**The request**
Write out each entry, exactly the way it appears.
— BEGIN Exercise material —
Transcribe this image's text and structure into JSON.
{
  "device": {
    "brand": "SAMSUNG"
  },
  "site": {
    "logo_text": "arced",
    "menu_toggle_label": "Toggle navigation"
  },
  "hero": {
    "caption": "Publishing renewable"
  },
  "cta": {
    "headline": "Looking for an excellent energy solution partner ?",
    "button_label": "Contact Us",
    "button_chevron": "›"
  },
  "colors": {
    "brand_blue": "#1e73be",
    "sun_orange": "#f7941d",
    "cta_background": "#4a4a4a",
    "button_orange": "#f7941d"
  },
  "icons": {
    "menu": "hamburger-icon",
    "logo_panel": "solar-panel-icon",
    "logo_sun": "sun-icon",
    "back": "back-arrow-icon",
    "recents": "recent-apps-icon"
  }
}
— END Exercise material —
**Expected output**
Transcribe this image's text and structure into JSON.
{
  "device": {
    "brand": "SAMSUNG"
  },
  "site": {
    "logo_text": "arced",
    "menu_toggle_label": "Toggle navigation"
  },
  "hero": {
    "caption": "Publishing renewable"
  },
  "cta": {
    "headline": "Looking for an excellent energy solution partner ?",
    "button_label": "Contact Us",
    "button_chevron": "›"
  },
  "colors": {
    "brand_blue": "#1e73be",
    "sun_orange": "#f7941d",
    "cta_background": "#4a4a4a",
    "button_orange": "#f7941d"
  },
  "icons": {
    "menu": "hamburger-icon",
    "logo_panel": "solar-panel-icon",
    "logo_sun": "sun-icon",
    "back": "back-arrow-icon",
    "recents": "recent-apps-icon"
  }
}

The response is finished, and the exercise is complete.